## WRITTEN TASK
Which lines contain the word "Murali"? Return each of them as written.

(Stored entries)

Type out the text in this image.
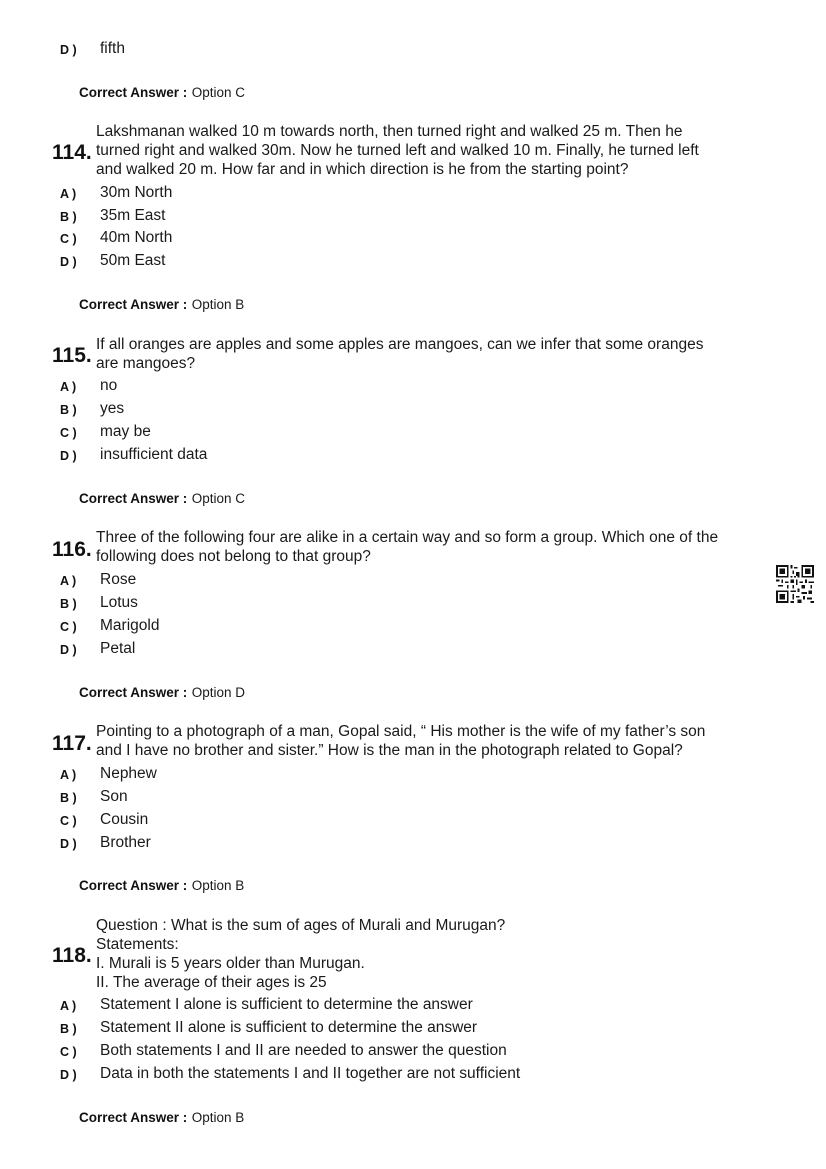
D ) fifth
Correct Answer : Option C
114.
Lakshmanan walked 10 m towards north, then turned right and walked 25 m. Then he
turned right and walked 30m. Now he turned left and walked 10 m. Finally, he turned left
and walked 20 m. How far and in which direction is he from the starting point?
A ) 30m North
B ) 35m East
C ) 40m North
D ) 50m East
Correct Answer : Option B
115. If all oranges are apples and some apples are mangoes, can we infer that some oranges
are mangoes?
A ) no
B ) yes
C ) may be
D ) insufficient data
Correct Answer : Option C
116.
Three of the following four are alike in a certain way and so form a group. Which one of the
following does not belong to that group?
A ) Rose
B ) Lotus
C ) Marigold
D ) Petal
Correct Answer : Option D
117.
Pointing to a photograph of a man, Gopal said, “ His mother is the wife of my father’s son
and I have no brother and sister.” How is the man in the photograph related to Gopal?
A ) Nephew
B ) Son
C ) Cousin
D ) Brother
Correct Answer : Option B
118.
Question : What is the sum of ages of Murali and Murugan?
Statements:
I. Murali is 5 years older than Murugan.
II. The average of their ages is 25
A ) Statement I alone is sufficient to determine the answer
B ) Statement II alone is sufficient to determine the answer
C ) Both statements I and II are needed to answer the question
D ) Data in both the statements I and II together are not sufficient
Correct Answer : Option B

## COMPLETE RESPONSE
Question : What is the sum of ages of Murali and Murugan?
I. Murali is 5 years older than Murugan.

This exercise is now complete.